### What you have to do
Tally up the lines below that include the word "Temperature". Answer with the number alone.

### Records for this exercise
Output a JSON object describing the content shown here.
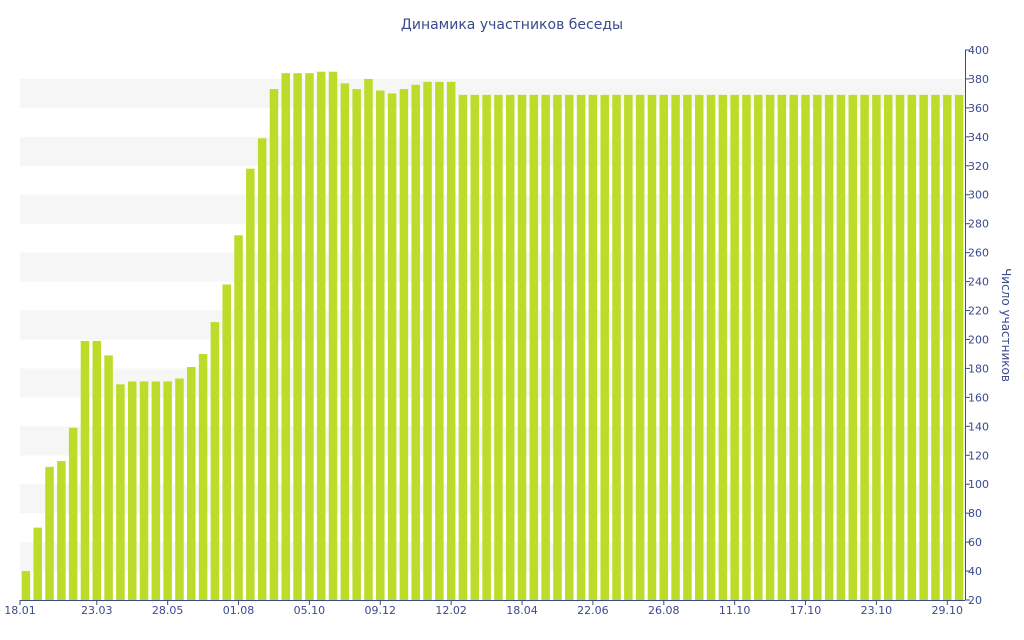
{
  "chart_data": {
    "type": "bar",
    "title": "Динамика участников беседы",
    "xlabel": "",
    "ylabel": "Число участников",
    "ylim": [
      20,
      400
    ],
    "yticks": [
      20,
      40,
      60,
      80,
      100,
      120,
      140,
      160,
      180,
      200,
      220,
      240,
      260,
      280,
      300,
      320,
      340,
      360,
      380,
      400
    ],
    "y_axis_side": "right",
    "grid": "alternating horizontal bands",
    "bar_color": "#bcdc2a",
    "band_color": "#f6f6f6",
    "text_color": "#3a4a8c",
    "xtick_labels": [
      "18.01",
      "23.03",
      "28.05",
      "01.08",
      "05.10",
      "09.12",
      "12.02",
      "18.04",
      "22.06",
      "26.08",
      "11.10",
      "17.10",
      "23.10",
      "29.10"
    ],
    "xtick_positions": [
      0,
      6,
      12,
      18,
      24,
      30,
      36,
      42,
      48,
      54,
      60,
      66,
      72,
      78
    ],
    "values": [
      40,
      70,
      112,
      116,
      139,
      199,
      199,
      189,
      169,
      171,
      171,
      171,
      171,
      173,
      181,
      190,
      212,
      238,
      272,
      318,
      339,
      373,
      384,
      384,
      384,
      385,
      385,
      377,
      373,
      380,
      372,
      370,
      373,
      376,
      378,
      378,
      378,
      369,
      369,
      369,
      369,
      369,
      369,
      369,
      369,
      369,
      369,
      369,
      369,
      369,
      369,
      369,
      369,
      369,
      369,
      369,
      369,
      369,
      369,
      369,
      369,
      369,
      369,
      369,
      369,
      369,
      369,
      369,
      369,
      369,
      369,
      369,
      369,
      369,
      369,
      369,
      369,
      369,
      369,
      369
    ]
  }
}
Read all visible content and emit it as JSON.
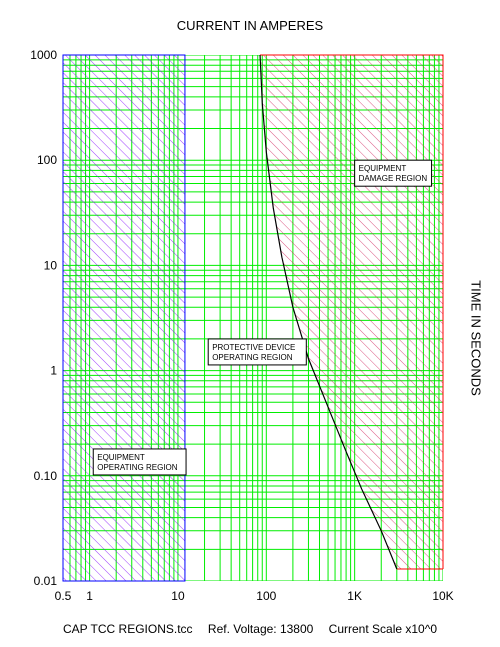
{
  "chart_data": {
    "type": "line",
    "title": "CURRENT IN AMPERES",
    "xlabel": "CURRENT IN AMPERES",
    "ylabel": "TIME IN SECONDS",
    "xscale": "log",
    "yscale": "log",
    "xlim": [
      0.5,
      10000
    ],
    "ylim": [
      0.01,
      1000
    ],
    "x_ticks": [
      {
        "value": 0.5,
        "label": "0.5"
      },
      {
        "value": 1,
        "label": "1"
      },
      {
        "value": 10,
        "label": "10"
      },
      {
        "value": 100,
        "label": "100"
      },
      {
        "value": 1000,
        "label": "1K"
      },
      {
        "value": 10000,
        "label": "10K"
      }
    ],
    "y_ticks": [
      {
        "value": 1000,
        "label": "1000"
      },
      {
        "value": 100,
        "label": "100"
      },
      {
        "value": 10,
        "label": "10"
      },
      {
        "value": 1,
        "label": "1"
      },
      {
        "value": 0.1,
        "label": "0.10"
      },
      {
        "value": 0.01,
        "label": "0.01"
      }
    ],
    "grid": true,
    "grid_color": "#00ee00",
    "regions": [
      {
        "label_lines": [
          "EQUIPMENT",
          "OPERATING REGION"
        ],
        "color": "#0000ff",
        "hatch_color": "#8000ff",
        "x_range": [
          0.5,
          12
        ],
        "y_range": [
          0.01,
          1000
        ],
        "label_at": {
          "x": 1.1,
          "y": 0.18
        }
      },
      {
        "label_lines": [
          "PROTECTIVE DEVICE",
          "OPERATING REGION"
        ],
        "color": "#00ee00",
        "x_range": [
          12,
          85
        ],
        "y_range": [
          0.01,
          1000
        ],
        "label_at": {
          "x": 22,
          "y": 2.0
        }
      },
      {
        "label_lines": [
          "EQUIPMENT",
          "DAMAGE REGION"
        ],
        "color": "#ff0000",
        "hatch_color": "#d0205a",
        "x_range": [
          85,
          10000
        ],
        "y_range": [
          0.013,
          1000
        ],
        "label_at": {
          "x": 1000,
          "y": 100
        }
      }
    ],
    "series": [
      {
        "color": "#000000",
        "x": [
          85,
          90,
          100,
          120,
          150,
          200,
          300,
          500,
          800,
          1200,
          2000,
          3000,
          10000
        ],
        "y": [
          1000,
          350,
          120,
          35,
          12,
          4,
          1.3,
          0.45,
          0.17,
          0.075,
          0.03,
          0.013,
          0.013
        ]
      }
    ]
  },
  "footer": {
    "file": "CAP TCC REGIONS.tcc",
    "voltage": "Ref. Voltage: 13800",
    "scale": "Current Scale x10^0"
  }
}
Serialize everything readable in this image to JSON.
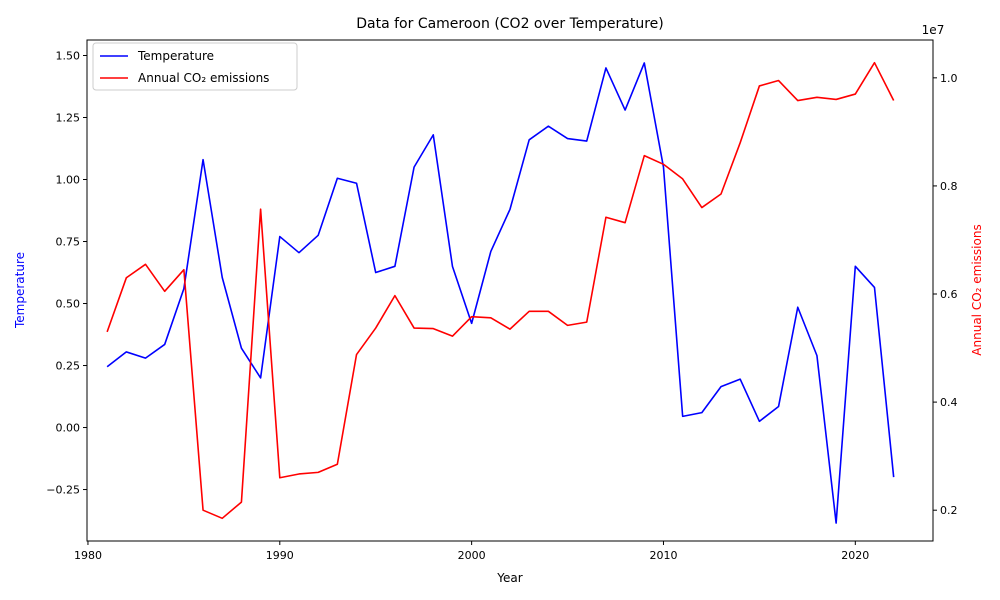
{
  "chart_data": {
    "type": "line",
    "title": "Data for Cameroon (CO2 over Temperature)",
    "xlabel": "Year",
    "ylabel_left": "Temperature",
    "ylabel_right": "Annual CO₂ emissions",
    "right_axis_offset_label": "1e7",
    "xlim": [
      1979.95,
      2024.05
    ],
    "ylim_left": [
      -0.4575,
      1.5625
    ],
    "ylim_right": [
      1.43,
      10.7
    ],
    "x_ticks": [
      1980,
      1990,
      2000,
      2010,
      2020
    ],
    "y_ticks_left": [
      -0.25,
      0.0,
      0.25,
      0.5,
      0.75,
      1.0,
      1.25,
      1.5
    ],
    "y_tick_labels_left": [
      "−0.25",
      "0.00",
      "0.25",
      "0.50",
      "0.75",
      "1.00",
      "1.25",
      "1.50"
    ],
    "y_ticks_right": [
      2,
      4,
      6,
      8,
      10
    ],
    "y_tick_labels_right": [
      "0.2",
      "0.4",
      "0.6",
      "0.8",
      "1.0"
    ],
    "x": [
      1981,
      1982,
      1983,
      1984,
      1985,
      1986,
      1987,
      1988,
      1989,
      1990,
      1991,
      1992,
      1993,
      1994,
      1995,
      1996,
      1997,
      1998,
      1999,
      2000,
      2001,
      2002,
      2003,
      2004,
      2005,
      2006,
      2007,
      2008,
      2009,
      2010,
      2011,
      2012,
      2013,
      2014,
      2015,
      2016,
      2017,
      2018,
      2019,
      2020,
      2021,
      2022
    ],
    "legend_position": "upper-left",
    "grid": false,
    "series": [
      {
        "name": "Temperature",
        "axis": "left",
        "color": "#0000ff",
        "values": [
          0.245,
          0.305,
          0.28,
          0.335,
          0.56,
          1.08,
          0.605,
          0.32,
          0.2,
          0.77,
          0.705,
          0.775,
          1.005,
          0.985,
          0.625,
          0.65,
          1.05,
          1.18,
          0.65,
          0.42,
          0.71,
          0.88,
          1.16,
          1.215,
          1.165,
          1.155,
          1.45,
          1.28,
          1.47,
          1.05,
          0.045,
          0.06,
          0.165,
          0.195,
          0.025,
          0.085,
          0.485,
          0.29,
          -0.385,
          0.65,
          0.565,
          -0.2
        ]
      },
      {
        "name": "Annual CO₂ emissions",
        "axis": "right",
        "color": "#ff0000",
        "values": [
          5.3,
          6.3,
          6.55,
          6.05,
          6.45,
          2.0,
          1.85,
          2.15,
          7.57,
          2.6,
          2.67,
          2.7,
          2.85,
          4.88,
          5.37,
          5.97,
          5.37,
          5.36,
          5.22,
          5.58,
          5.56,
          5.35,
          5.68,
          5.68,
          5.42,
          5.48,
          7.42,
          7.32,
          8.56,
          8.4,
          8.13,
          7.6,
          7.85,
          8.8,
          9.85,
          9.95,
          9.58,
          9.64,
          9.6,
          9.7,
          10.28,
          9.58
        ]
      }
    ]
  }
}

### Problem solution
3